■ **EXERCISE DESCRIPTION**
Identify every line containing the word "value" and reproduce each one.

■ **INPUT**
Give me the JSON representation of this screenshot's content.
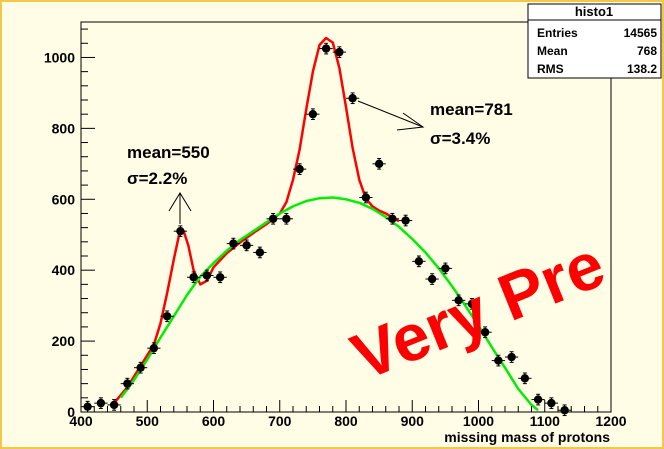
{
  "canvas": {
    "background": "#fffde6",
    "border_color": "#f3c84a"
  },
  "stats_box": {
    "title": "histo1",
    "rows": [
      {
        "label": "Entries",
        "value": "14565"
      },
      {
        "label": "Mean",
        "value": "768"
      },
      {
        "label": "RMS",
        "value": "138.2"
      }
    ]
  },
  "annotations": {
    "left_peak": {
      "mean": "mean=550",
      "sigma": "σ=2.2%"
    },
    "right_peak": {
      "mean": "mean=781",
      "sigma": "σ=3.4%"
    },
    "watermark": "Very Pre"
  },
  "chart_data": {
    "type": "scatter",
    "xlabel": "missing mass of protons",
    "xlim": [
      400,
      1200
    ],
    "ylim": [
      0,
      1100
    ],
    "xticks": [
      400,
      500,
      600,
      700,
      800,
      900,
      1000,
      1100,
      1200
    ],
    "yticks": [
      0,
      200,
      400,
      600,
      800,
      1000
    ],
    "grid": false,
    "colors": {
      "total_fit": "#ff0000",
      "background_fit": "#00ee00",
      "points": "#000000"
    },
    "series": [
      {
        "points": [
          [
            410,
            15
          ],
          [
            430,
            25
          ],
          [
            450,
            20
          ],
          [
            470,
            80
          ],
          [
            490,
            125
          ],
          [
            510,
            180
          ],
          [
            530,
            270
          ],
          [
            550,
            510
          ],
          [
            570,
            380
          ],
          [
            590,
            385
          ],
          [
            610,
            380
          ],
          [
            630,
            475
          ],
          [
            650,
            470
          ],
          [
            670,
            450
          ],
          [
            690,
            545
          ],
          [
            710,
            545
          ],
          [
            730,
            685
          ],
          [
            750,
            840
          ],
          [
            770,
            1025
          ],
          [
            790,
            1015
          ],
          [
            810,
            885
          ],
          [
            830,
            605
          ],
          [
            850,
            700
          ],
          [
            870,
            545
          ],
          [
            890,
            540
          ],
          [
            910,
            425
          ],
          [
            930,
            375
          ],
          [
            950,
            405
          ],
          [
            970,
            315
          ],
          [
            990,
            305
          ],
          [
            1010,
            225
          ],
          [
            1030,
            145
          ],
          [
            1050,
            155
          ],
          [
            1070,
            95
          ],
          [
            1090,
            35
          ],
          [
            1110,
            25
          ],
          [
            1130,
            5
          ]
        ],
        "yerr": 15,
        "xerr": 10
      },
      {
        "x": [
          460,
          480,
          500,
          520,
          540,
          560,
          580,
          600,
          620,
          640,
          660,
          680,
          700,
          720,
          740,
          760,
          780,
          800,
          820,
          840,
          860,
          880,
          900,
          920,
          940,
          960,
          980,
          1000,
          1020,
          1040,
          1060,
          1080,
          1090
        ],
        "y": [
          40,
          90,
          148,
          210,
          270,
          330,
          382,
          420,
          455,
          485,
          510,
          535,
          560,
          580,
          595,
          603,
          605,
          600,
          590,
          573,
          550,
          522,
          488,
          450,
          405,
          355,
          300,
          243,
          183,
          125,
          65,
          20,
          5
        ]
      },
      {
        "x": [
          450,
          470,
          490,
          510,
          520,
          530,
          540,
          548,
          555,
          562,
          570,
          580,
          590,
          600,
          620,
          640,
          660,
          680,
          700,
          710,
          720,
          730,
          740,
          750,
          760,
          770,
          780,
          790,
          800,
          810,
          820,
          830,
          840,
          850,
          860,
          880
        ],
        "y": [
          25,
          70,
          130,
          190,
          250,
          335,
          430,
          500,
          510,
          470,
          400,
          360,
          370,
          408,
          448,
          478,
          505,
          530,
          560,
          592,
          655,
          740,
          855,
          960,
          1035,
          1055,
          1042,
          970,
          860,
          745,
          655,
          602,
          580,
          568,
          560,
          538
        ]
      }
    ]
  }
}
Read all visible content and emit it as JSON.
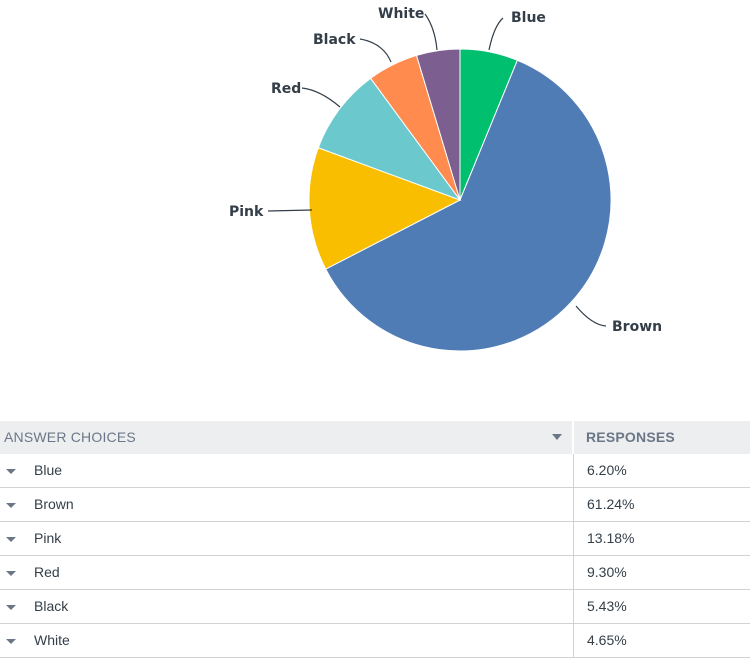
{
  "chart_data": {
    "type": "pie",
    "start_angle_deg": 0,
    "direction": "clockwise",
    "slices": [
      {
        "label": "Blue",
        "value": 6.2,
        "color": "#00bf6f"
      },
      {
        "label": "Brown",
        "value": 61.24,
        "color": "#507cb6"
      },
      {
        "label": "Pink",
        "value": 13.18,
        "color": "#f9be00"
      },
      {
        "label": "Red",
        "value": 9.3,
        "color": "#6bc8cd"
      },
      {
        "label": "Black",
        "value": 5.43,
        "color": "#ff8b4f"
      },
      {
        "label": "White",
        "value": 4.65,
        "color": "#7d5e90"
      }
    ]
  },
  "table": {
    "headers": {
      "choices": "ANSWER CHOICES",
      "responses": "RESPONSES"
    },
    "rows": [
      {
        "choice": "Blue",
        "response": "6.20%"
      },
      {
        "choice": "Brown",
        "response": "61.24%"
      },
      {
        "choice": "Pink",
        "response": "13.18%"
      },
      {
        "choice": "Red",
        "response": "9.30%"
      },
      {
        "choice": "Black",
        "response": "5.43%"
      },
      {
        "choice": "White",
        "response": "4.65%"
      }
    ]
  }
}
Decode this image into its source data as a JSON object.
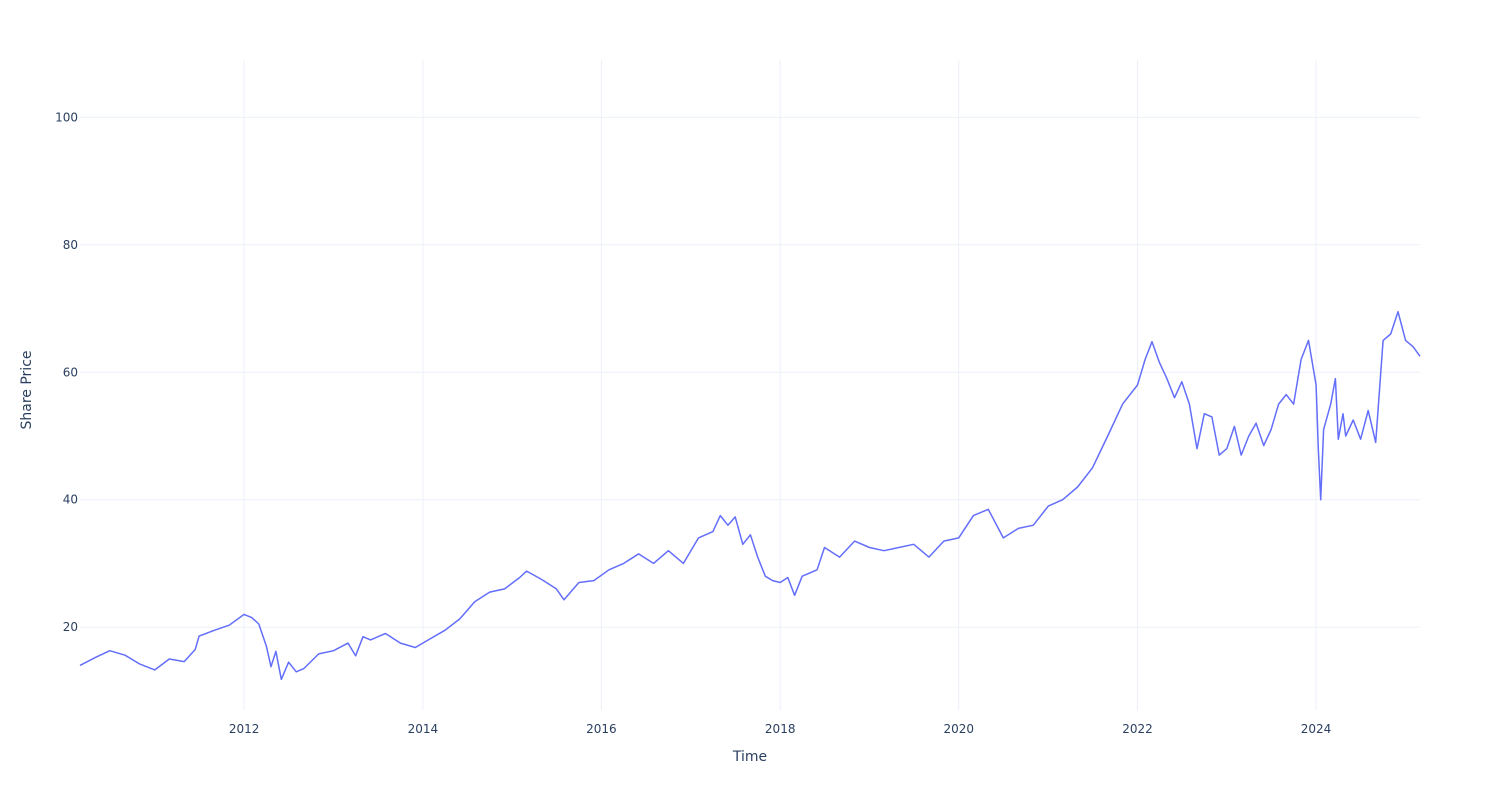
{
  "chart_data": {
    "type": "line",
    "title": "",
    "xlabel": "Time",
    "ylabel": "Share Price",
    "xlim": [
      "2010-03-01",
      "2025-03-01"
    ],
    "ylim": [
      7,
      109
    ],
    "x_ticks": [
      "2012",
      "2014",
      "2016",
      "2018",
      "2020",
      "2022",
      "2024"
    ],
    "y_ticks": [
      "20",
      "40",
      "60",
      "80",
      "100"
    ],
    "grid": true,
    "legend": "none",
    "series": [
      {
        "color": "#636efa",
        "points": [
          [
            "2010-03-01",
            14.0
          ],
          [
            "2010-05-01",
            15.2
          ],
          [
            "2010-07-01",
            16.3
          ],
          [
            "2010-09-01",
            15.6
          ],
          [
            "2010-11-01",
            14.2
          ],
          [
            "2011-01-01",
            13.3
          ],
          [
            "2011-03-01",
            15.0
          ],
          [
            "2011-05-01",
            14.6
          ],
          [
            "2011-06-15",
            16.5
          ],
          [
            "2011-07-01",
            18.6
          ],
          [
            "2011-09-01",
            19.5
          ],
          [
            "2011-11-01",
            20.3
          ],
          [
            "2012-01-01",
            22.0
          ],
          [
            "2012-02-01",
            21.5
          ],
          [
            "2012-03-01",
            20.5
          ],
          [
            "2012-04-01",
            17.0
          ],
          [
            "2012-04-20",
            13.8
          ],
          [
            "2012-05-10",
            16.2
          ],
          [
            "2012-06-01",
            11.8
          ],
          [
            "2012-07-01",
            14.5
          ],
          [
            "2012-08-01",
            13.0
          ],
          [
            "2012-09-01",
            13.5
          ],
          [
            "2012-11-01",
            15.8
          ],
          [
            "2013-01-01",
            16.3
          ],
          [
            "2013-03-01",
            17.5
          ],
          [
            "2013-04-01",
            15.5
          ],
          [
            "2013-05-01",
            18.5
          ],
          [
            "2013-06-01",
            18.0
          ],
          [
            "2013-08-01",
            19.0
          ],
          [
            "2013-10-01",
            17.5
          ],
          [
            "2013-12-01",
            16.8
          ],
          [
            "2014-02-01",
            18.2
          ],
          [
            "2014-04-01",
            19.5
          ],
          [
            "2014-06-01",
            21.3
          ],
          [
            "2014-08-01",
            24.0
          ],
          [
            "2014-10-01",
            25.5
          ],
          [
            "2014-12-01",
            26.0
          ],
          [
            "2015-02-01",
            27.8
          ],
          [
            "2015-03-01",
            28.8
          ],
          [
            "2015-05-01",
            27.5
          ],
          [
            "2015-07-01",
            26.0
          ],
          [
            "2015-08-01",
            24.3
          ],
          [
            "2015-10-01",
            27.0
          ],
          [
            "2015-12-01",
            27.3
          ],
          [
            "2016-02-01",
            29.0
          ],
          [
            "2016-04-01",
            30.0
          ],
          [
            "2016-06-01",
            31.5
          ],
          [
            "2016-08-01",
            30.0
          ],
          [
            "2016-10-01",
            32.0
          ],
          [
            "2016-12-01",
            30.0
          ],
          [
            "2017-02-01",
            34.0
          ],
          [
            "2017-04-01",
            35.0
          ],
          [
            "2017-05-01",
            37.5
          ],
          [
            "2017-06-01",
            36.0
          ],
          [
            "2017-07-01",
            37.3
          ],
          [
            "2017-08-01",
            33.0
          ],
          [
            "2017-09-01",
            34.5
          ],
          [
            "2017-10-01",
            31.0
          ],
          [
            "2017-11-01",
            28.0
          ],
          [
            "2017-12-01",
            27.3
          ],
          [
            "2018-01-01",
            27.0
          ],
          [
            "2018-02-01",
            27.8
          ],
          [
            "2018-03-01",
            25.0
          ],
          [
            "2018-04-01",
            28.0
          ],
          [
            "2018-06-01",
            29.0
          ],
          [
            "2018-07-01",
            32.5
          ],
          [
            "2018-09-01",
            31.0
          ],
          [
            "2018-11-01",
            33.5
          ],
          [
            "2019-01-01",
            32.5
          ],
          [
            "2019-03-01",
            32.0
          ],
          [
            "2019-05-01",
            32.5
          ],
          [
            "2019-07-01",
            33.0
          ],
          [
            "2019-09-01",
            31.0
          ],
          [
            "2019-11-01",
            33.5
          ],
          [
            "2020-01-01",
            34.0
          ],
          [
            "2020-03-01",
            37.5
          ],
          [
            "2020-05-01",
            38.5
          ],
          [
            "2020-07-01",
            34.0
          ],
          [
            "2020-09-01",
            35.5
          ],
          [
            "2020-11-01",
            36.0
          ],
          [
            "2021-01-01",
            39.0
          ],
          [
            "2021-03-01",
            40.0
          ],
          [
            "2021-05-01",
            42.0
          ],
          [
            "2021-07-01",
            45.0
          ],
          [
            "2021-09-01",
            50.0
          ],
          [
            "2021-11-01",
            55.0
          ],
          [
            "2022-01-01",
            58.0
          ],
          [
            "2022-02-01",
            62.0
          ],
          [
            "2022-03-01",
            64.8
          ],
          [
            "2022-04-01",
            61.5
          ],
          [
            "2022-05-01",
            59.0
          ],
          [
            "2022-06-01",
            56.0
          ],
          [
            "2022-07-01",
            58.5
          ],
          [
            "2022-08-01",
            55.0
          ],
          [
            "2022-09-01",
            48.0
          ],
          [
            "2022-10-01",
            53.5
          ],
          [
            "2022-11-01",
            53.0
          ],
          [
            "2022-12-01",
            47.0
          ],
          [
            "2023-01-01",
            48.0
          ],
          [
            "2023-02-01",
            51.5
          ],
          [
            "2023-03-01",
            47.0
          ],
          [
            "2023-04-01",
            50.0
          ],
          [
            "2023-05-01",
            52.0
          ],
          [
            "2023-06-01",
            48.5
          ],
          [
            "2023-07-01",
            51.0
          ],
          [
            "2023-08-01",
            55.0
          ],
          [
            "2023-09-01",
            56.5
          ],
          [
            "2023-10-01",
            55.0
          ],
          [
            "2023-11-01",
            62.0
          ],
          [
            "2023-12-01",
            65.0
          ],
          [
            "2024-01-01",
            58.0
          ],
          [
            "2024-01-10",
            48.0
          ],
          [
            "2024-01-20",
            40.0
          ],
          [
            "2024-02-01",
            51.0
          ],
          [
            "2024-03-01",
            55.0
          ],
          [
            "2024-03-20",
            59.0
          ],
          [
            "2024-04-01",
            49.5
          ],
          [
            "2024-04-20",
            53.5
          ],
          [
            "2024-05-01",
            50.0
          ],
          [
            "2024-06-01",
            52.5
          ],
          [
            "2024-07-01",
            49.5
          ],
          [
            "2024-08-01",
            54.0
          ],
          [
            "2024-09-01",
            49.0
          ],
          [
            "2024-10-01",
            65.0
          ],
          [
            "2024-11-01",
            66.0
          ],
          [
            "2024-12-01",
            69.5
          ],
          [
            "2025-01-01",
            65.0
          ],
          [
            "2025-02-01",
            64.0
          ],
          [
            "2025-03-01",
            62.5
          ]
        ]
      }
    ]
  }
}
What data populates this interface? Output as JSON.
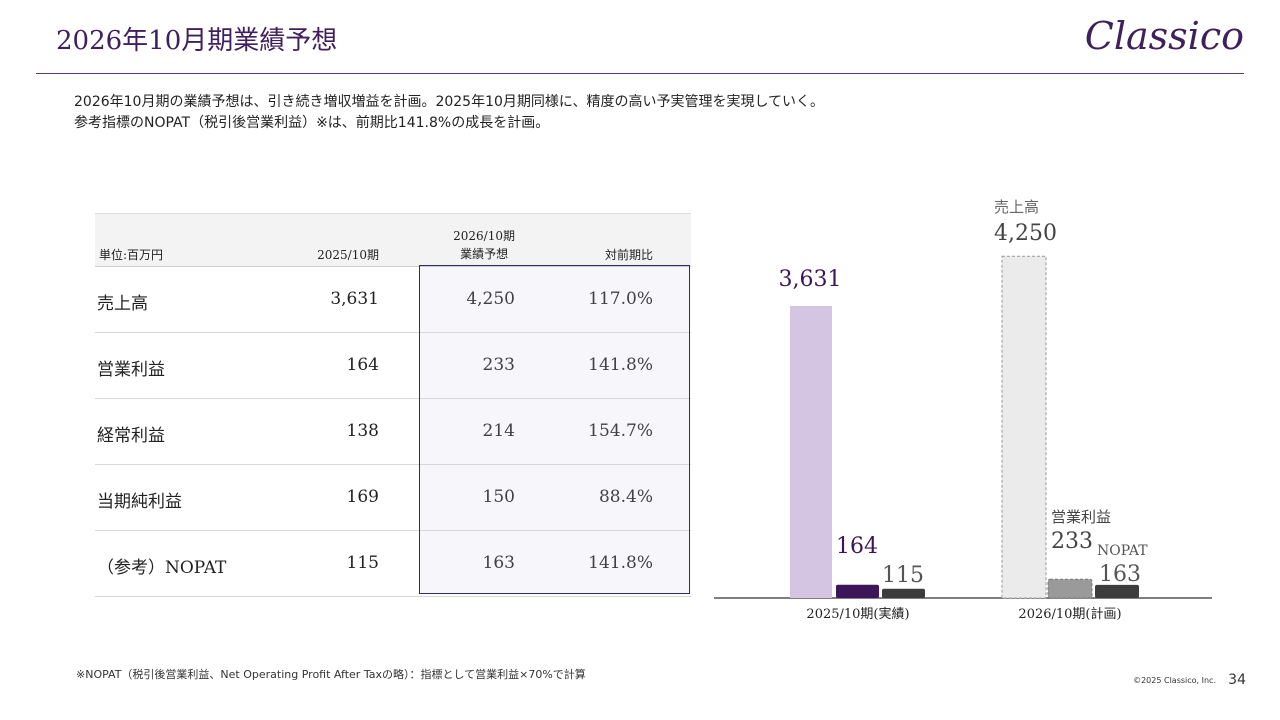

■ **RESULT OF THIS EXERCISE**
        "value": "14565"
        "value": "768"
        "value": "138.2"
        "value": 6.2,
        "value": 61.24,
        "value": 13.18,
        "value": 9.3,
        "value": 5.43,
        "value": 4.65,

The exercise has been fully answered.